▼▼▼

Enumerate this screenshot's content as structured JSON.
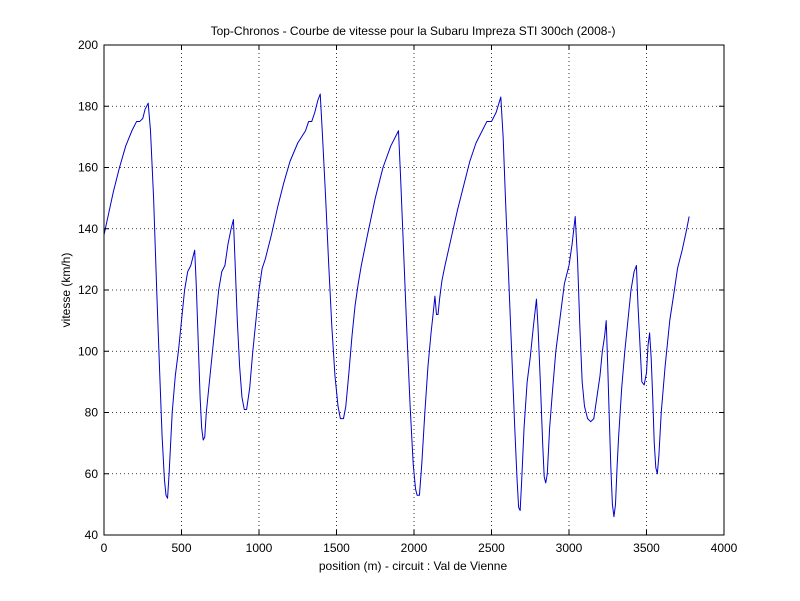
{
  "chart_data": {
    "type": "line",
    "title": "Top-Chronos - Courbe de vitesse pour la Subaru Impreza STI 300ch (2008-)",
    "xlabel": "position (m) - circuit : Val de Vienne",
    "ylabel": "vitesse (km/h)",
    "xlim": [
      0,
      4000
    ],
    "ylim": [
      40,
      200
    ],
    "x_ticks": [
      0,
      500,
      1000,
      1500,
      2000,
      2500,
      3000,
      3500,
      4000
    ],
    "y_ticks": [
      40,
      60,
      80,
      100,
      120,
      140,
      160,
      180,
      200
    ],
    "grid": true,
    "line_color": "#0000cc",
    "series": [
      {
        "points": [
          [
            0,
            138
          ],
          [
            30,
            145
          ],
          [
            60,
            152
          ],
          [
            100,
            160
          ],
          [
            140,
            167
          ],
          [
            180,
            172
          ],
          [
            210,
            175
          ],
          [
            230,
            175
          ],
          [
            250,
            176
          ],
          [
            265,
            179
          ],
          [
            285,
            181
          ],
          [
            300,
            172
          ],
          [
            320,
            150
          ],
          [
            340,
            120
          ],
          [
            360,
            92
          ],
          [
            375,
            72
          ],
          [
            390,
            58
          ],
          [
            400,
            53
          ],
          [
            410,
            52
          ],
          [
            420,
            60
          ],
          [
            440,
            80
          ],
          [
            460,
            92
          ],
          [
            480,
            100
          ],
          [
            500,
            110
          ],
          [
            520,
            120
          ],
          [
            540,
            126
          ],
          [
            560,
            128
          ],
          [
            575,
            131
          ],
          [
            585,
            133
          ],
          [
            595,
            122
          ],
          [
            610,
            100
          ],
          [
            620,
            85
          ],
          [
            630,
            75
          ],
          [
            640,
            71
          ],
          [
            650,
            72
          ],
          [
            660,
            80
          ],
          [
            680,
            90
          ],
          [
            700,
            100
          ],
          [
            720,
            110
          ],
          [
            740,
            120
          ],
          [
            760,
            126
          ],
          [
            780,
            128
          ],
          [
            800,
            135
          ],
          [
            820,
            140
          ],
          [
            835,
            143
          ],
          [
            845,
            130
          ],
          [
            860,
            110
          ],
          [
            875,
            95
          ],
          [
            890,
            85
          ],
          [
            905,
            81
          ],
          [
            920,
            81
          ],
          [
            940,
            88
          ],
          [
            960,
            100
          ],
          [
            980,
            110
          ],
          [
            1000,
            120
          ],
          [
            1020,
            127
          ],
          [
            1040,
            130
          ],
          [
            1080,
            138
          ],
          [
            1120,
            147
          ],
          [
            1160,
            155
          ],
          [
            1200,
            162
          ],
          [
            1250,
            168
          ],
          [
            1300,
            172
          ],
          [
            1320,
            175
          ],
          [
            1340,
            175
          ],
          [
            1360,
            178
          ],
          [
            1380,
            182
          ],
          [
            1395,
            184
          ],
          [
            1410,
            170
          ],
          [
            1430,
            150
          ],
          [
            1450,
            128
          ],
          [
            1470,
            108
          ],
          [
            1490,
            92
          ],
          [
            1510,
            82
          ],
          [
            1525,
            78
          ],
          [
            1545,
            78
          ],
          [
            1560,
            82
          ],
          [
            1580,
            93
          ],
          [
            1600,
            105
          ],
          [
            1620,
            115
          ],
          [
            1640,
            122
          ],
          [
            1660,
            128
          ],
          [
            1700,
            138
          ],
          [
            1750,
            150
          ],
          [
            1800,
            160
          ],
          [
            1850,
            167
          ],
          [
            1880,
            170
          ],
          [
            1900,
            172
          ],
          [
            1915,
            155
          ],
          [
            1935,
            130
          ],
          [
            1955,
            105
          ],
          [
            1975,
            82
          ],
          [
            1995,
            63
          ],
          [
            2010,
            55
          ],
          [
            2020,
            53
          ],
          [
            2035,
            53
          ],
          [
            2050,
            63
          ],
          [
            2070,
            80
          ],
          [
            2090,
            95
          ],
          [
            2110,
            106
          ],
          [
            2125,
            113
          ],
          [
            2135,
            118
          ],
          [
            2145,
            112
          ],
          [
            2155,
            112
          ],
          [
            2165,
            117
          ],
          [
            2180,
            123
          ],
          [
            2200,
            128
          ],
          [
            2240,
            137
          ],
          [
            2280,
            146
          ],
          [
            2320,
            154
          ],
          [
            2360,
            162
          ],
          [
            2400,
            168
          ],
          [
            2440,
            172
          ],
          [
            2470,
            175
          ],
          [
            2500,
            175
          ],
          [
            2530,
            178
          ],
          [
            2560,
            183
          ],
          [
            2575,
            170
          ],
          [
            2590,
            150
          ],
          [
            2610,
            125
          ],
          [
            2630,
            100
          ],
          [
            2650,
            75
          ],
          [
            2665,
            58
          ],
          [
            2675,
            49
          ],
          [
            2685,
            48
          ],
          [
            2695,
            58
          ],
          [
            2710,
            75
          ],
          [
            2730,
            90
          ],
          [
            2750,
            98
          ],
          [
            2770,
            108
          ],
          [
            2790,
            117
          ],
          [
            2800,
            108
          ],
          [
            2815,
            90
          ],
          [
            2830,
            70
          ],
          [
            2840,
            59
          ],
          [
            2850,
            57
          ],
          [
            2860,
            60
          ],
          [
            2875,
            75
          ],
          [
            2895,
            88
          ],
          [
            2915,
            100
          ],
          [
            2940,
            110
          ],
          [
            2970,
            122
          ],
          [
            3000,
            128
          ],
          [
            3020,
            135
          ],
          [
            3040,
            144
          ],
          [
            3055,
            130
          ],
          [
            3070,
            108
          ],
          [
            3085,
            90
          ],
          [
            3100,
            82
          ],
          [
            3120,
            78
          ],
          [
            3140,
            77
          ],
          [
            3160,
            78
          ],
          [
            3180,
            85
          ],
          [
            3200,
            92
          ],
          [
            3215,
            100
          ],
          [
            3230,
            105
          ],
          [
            3240,
            110
          ],
          [
            3250,
            95
          ],
          [
            3260,
            78
          ],
          [
            3270,
            62
          ],
          [
            3280,
            50
          ],
          [
            3290,
            46
          ],
          [
            3300,
            50
          ],
          [
            3310,
            62
          ],
          [
            3320,
            72
          ],
          [
            3340,
            88
          ],
          [
            3360,
            100
          ],
          [
            3380,
            110
          ],
          [
            3400,
            120
          ],
          [
            3420,
            126
          ],
          [
            3435,
            128
          ],
          [
            3445,
            115
          ],
          [
            3460,
            100
          ],
          [
            3470,
            90
          ],
          [
            3485,
            89
          ],
          [
            3500,
            93
          ],
          [
            3510,
            102
          ],
          [
            3520,
            106
          ],
          [
            3530,
            98
          ],
          [
            3540,
            85
          ],
          [
            3550,
            70
          ],
          [
            3560,
            62
          ],
          [
            3570,
            60
          ],
          [
            3580,
            66
          ],
          [
            3595,
            80
          ],
          [
            3620,
            95
          ],
          [
            3650,
            110
          ],
          [
            3680,
            120
          ],
          [
            3700,
            127
          ],
          [
            3730,
            133
          ],
          [
            3760,
            140
          ],
          [
            3775,
            144
          ]
        ]
      }
    ]
  }
}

▲▲▲

Problem to work on: Copy every entry exactly as written. Pictures are excluded.

Written solution:
Enumerate this screenshot's content as structured JSON.
{
  "chart_data": {
    "type": "line",
    "title": "Top-Chronos - Courbe de vitesse pour la Subaru Impreza STI 300ch (2008-)",
    "xlabel": "position (m) - circuit : Val de Vienne",
    "ylabel": "vitesse (km/h)",
    "xlim": [
      0,
      4000
    ],
    "ylim": [
      40,
      200
    ],
    "x_ticks": [
      0,
      500,
      1000,
      1500,
      2000,
      2500,
      3000,
      3500,
      4000
    ],
    "y_ticks": [
      40,
      60,
      80,
      100,
      120,
      140,
      160,
      180,
      200
    ],
    "grid": true,
    "line_color": "#0000cc",
    "series": [
      {
        "points": [
          [
            0,
            138
          ],
          [
            30,
            145
          ],
          [
            60,
            152
          ],
          [
            100,
            160
          ],
          [
            140,
            167
          ],
          [
            180,
            172
          ],
          [
            210,
            175
          ],
          [
            230,
            175
          ],
          [
            250,
            176
          ],
          [
            265,
            179
          ],
          [
            285,
            181
          ],
          [
            300,
            172
          ],
          [
            320,
            150
          ],
          [
            340,
            120
          ],
          [
            360,
            92
          ],
          [
            375,
            72
          ],
          [
            390,
            58
          ],
          [
            400,
            53
          ],
          [
            410,
            52
          ],
          [
            420,
            60
          ],
          [
            440,
            80
          ],
          [
            460,
            92
          ],
          [
            480,
            100
          ],
          [
            500,
            110
          ],
          [
            520,
            120
          ],
          [
            540,
            126
          ],
          [
            560,
            128
          ],
          [
            575,
            131
          ],
          [
            585,
            133
          ],
          [
            595,
            122
          ],
          [
            610,
            100
          ],
          [
            620,
            85
          ],
          [
            630,
            75
          ],
          [
            640,
            71
          ],
          [
            650,
            72
          ],
          [
            660,
            80
          ],
          [
            680,
            90
          ],
          [
            700,
            100
          ],
          [
            720,
            110
          ],
          [
            740,
            120
          ],
          [
            760,
            126
          ],
          [
            780,
            128
          ],
          [
            800,
            135
          ],
          [
            820,
            140
          ],
          [
            835,
            143
          ],
          [
            845,
            130
          ],
          [
            860,
            110
          ],
          [
            875,
            95
          ],
          [
            890,
            85
          ],
          [
            905,
            81
          ],
          [
            920,
            81
          ],
          [
            940,
            88
          ],
          [
            960,
            100
          ],
          [
            980,
            110
          ],
          [
            1000,
            120
          ],
          [
            1020,
            127
          ],
          [
            1040,
            130
          ],
          [
            1080,
            138
          ],
          [
            1120,
            147
          ],
          [
            1160,
            155
          ],
          [
            1200,
            162
          ],
          [
            1250,
            168
          ],
          [
            1300,
            172
          ],
          [
            1320,
            175
          ],
          [
            1340,
            175
          ],
          [
            1360,
            178
          ],
          [
            1380,
            182
          ],
          [
            1395,
            184
          ],
          [
            1410,
            170
          ],
          [
            1430,
            150
          ],
          [
            1450,
            128
          ],
          [
            1470,
            108
          ],
          [
            1490,
            92
          ],
          [
            1510,
            82
          ],
          [
            1525,
            78
          ],
          [
            1545,
            78
          ],
          [
            1560,
            82
          ],
          [
            1580,
            93
          ],
          [
            1600,
            105
          ],
          [
            1620,
            115
          ],
          [
            1640,
            122
          ],
          [
            1660,
            128
          ],
          [
            1700,
            138
          ],
          [
            1750,
            150
          ],
          [
            1800,
            160
          ],
          [
            1850,
            167
          ],
          [
            1880,
            170
          ],
          [
            1900,
            172
          ],
          [
            1915,
            155
          ],
          [
            1935,
            130
          ],
          [
            1955,
            105
          ],
          [
            1975,
            82
          ],
          [
            1995,
            63
          ],
          [
            2010,
            55
          ],
          [
            2020,
            53
          ],
          [
            2035,
            53
          ],
          [
            2050,
            63
          ],
          [
            2070,
            80
          ],
          [
            2090,
            95
          ],
          [
            2110,
            106
          ],
          [
            2125,
            113
          ],
          [
            2135,
            118
          ],
          [
            2145,
            112
          ],
          [
            2155,
            112
          ],
          [
            2165,
            117
          ],
          [
            2180,
            123
          ],
          [
            2200,
            128
          ],
          [
            2240,
            137
          ],
          [
            2280,
            146
          ],
          [
            2320,
            154
          ],
          [
            2360,
            162
          ],
          [
            2400,
            168
          ],
          [
            2440,
            172
          ],
          [
            2470,
            175
          ],
          [
            2500,
            175
          ],
          [
            2530,
            178
          ],
          [
            2560,
            183
          ],
          [
            2575,
            170
          ],
          [
            2590,
            150
          ],
          [
            2610,
            125
          ],
          [
            2630,
            100
          ],
          [
            2650,
            75
          ],
          [
            2665,
            58
          ],
          [
            2675,
            49
          ],
          [
            2685,
            48
          ],
          [
            2695,
            58
          ],
          [
            2710,
            75
          ],
          [
            2730,
            90
          ],
          [
            2750,
            98
          ],
          [
            2770,
            108
          ],
          [
            2790,
            117
          ],
          [
            2800,
            108
          ],
          [
            2815,
            90
          ],
          [
            2830,
            70
          ],
          [
            2840,
            59
          ],
          [
            2850,
            57
          ],
          [
            2860,
            60
          ],
          [
            2875,
            75
          ],
          [
            2895,
            88
          ],
          [
            2915,
            100
          ],
          [
            2940,
            110
          ],
          [
            2970,
            122
          ],
          [
            3000,
            128
          ],
          [
            3020,
            135
          ],
          [
            3040,
            144
          ],
          [
            3055,
            130
          ],
          [
            3070,
            108
          ],
          [
            3085,
            90
          ],
          [
            3100,
            82
          ],
          [
            3120,
            78
          ],
          [
            3140,
            77
          ],
          [
            3160,
            78
          ],
          [
            3180,
            85
          ],
          [
            3200,
            92
          ],
          [
            3215,
            100
          ],
          [
            3230,
            105
          ],
          [
            3240,
            110
          ],
          [
            3250,
            95
          ],
          [
            3260,
            78
          ],
          [
            3270,
            62
          ],
          [
            3280,
            50
          ],
          [
            3290,
            46
          ],
          [
            3300,
            50
          ],
          [
            3310,
            62
          ],
          [
            3320,
            72
          ],
          [
            3340,
            88
          ],
          [
            3360,
            100
          ],
          [
            3380,
            110
          ],
          [
            3400,
            120
          ],
          [
            3420,
            126
          ],
          [
            3435,
            128
          ],
          [
            3445,
            115
          ],
          [
            3460,
            100
          ],
          [
            3470,
            90
          ],
          [
            3485,
            89
          ],
          [
            3500,
            93
          ],
          [
            3510,
            102
          ],
          [
            3520,
            106
          ],
          [
            3530,
            98
          ],
          [
            3540,
            85
          ],
          [
            3550,
            70
          ],
          [
            3560,
            62
          ],
          [
            3570,
            60
          ],
          [
            3580,
            66
          ],
          [
            3595,
            80
          ],
          [
            3620,
            95
          ],
          [
            3650,
            110
          ],
          [
            3680,
            120
          ],
          [
            3700,
            127
          ],
          [
            3730,
            133
          ],
          [
            3760,
            140
          ],
          [
            3775,
            144
          ]
        ]
      }
    ]
  }
}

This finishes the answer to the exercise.